**REQUEST:**
All of the records listed below should be retyped exactly.

**DATASET RECORDS:**
___
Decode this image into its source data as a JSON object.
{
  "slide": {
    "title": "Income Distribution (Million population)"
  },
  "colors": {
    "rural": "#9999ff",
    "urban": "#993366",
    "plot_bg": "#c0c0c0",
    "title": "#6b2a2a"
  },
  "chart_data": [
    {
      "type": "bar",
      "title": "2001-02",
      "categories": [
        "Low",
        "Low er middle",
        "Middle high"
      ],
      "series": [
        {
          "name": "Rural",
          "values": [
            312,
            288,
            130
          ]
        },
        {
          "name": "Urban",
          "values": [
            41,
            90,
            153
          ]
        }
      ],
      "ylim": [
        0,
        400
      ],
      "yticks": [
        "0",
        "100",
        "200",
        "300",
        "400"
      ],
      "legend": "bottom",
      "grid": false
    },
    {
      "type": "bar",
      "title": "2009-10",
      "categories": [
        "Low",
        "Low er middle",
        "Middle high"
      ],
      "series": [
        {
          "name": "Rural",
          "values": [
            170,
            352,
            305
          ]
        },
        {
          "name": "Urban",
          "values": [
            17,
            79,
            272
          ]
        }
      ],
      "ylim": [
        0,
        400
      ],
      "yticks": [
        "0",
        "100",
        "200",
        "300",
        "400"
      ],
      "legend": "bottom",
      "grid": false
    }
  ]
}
___
**TASK RESPONSE:**
Decode this image into its source data as a JSON object.
{
  "slide": {
    "title": "Income Distribution (Million population)"
  },
  "colors": {
    "rural": "#9999ff",
    "urban": "#993366",
    "plot_bg": "#c0c0c0",
    "title": "#6b2a2a"
  },
  "chart_data": [
    {
      "type": "bar",
      "title": "2001-02",
      "categories": [
        "Low",
        "Low er middle",
        "Middle high"
      ],
      "series": [
        {
          "name": "Rural",
          "values": [
            312,
            288,
            130
          ]
        },
        {
          "name": "Urban",
          "values": [
            41,
            90,
            153
          ]
        }
      ],
      "ylim": [
        0,
        400
      ],
      "yticks": [
        "0",
        "100",
        "200",
        "300",
        "400"
      ],
      "legend": "bottom",
      "grid": false
    },
    {
      "type": "bar",
      "title": "2009-10",
      "categories": [
        "Low",
        "Low er middle",
        "Middle high"
      ],
      "series": [
        {
          "name": "Rural",
          "values": [
            170,
            352,
            305
          ]
        },
        {
          "name": "Urban",
          "values": [
            17,
            79,
            272
          ]
        }
      ],
      "ylim": [
        0,
        400
      ],
      "yticks": [
        "0",
        "100",
        "200",
        "300",
        "400"
      ],
      "legend": "bottom",
      "grid": false
    }
  ]
}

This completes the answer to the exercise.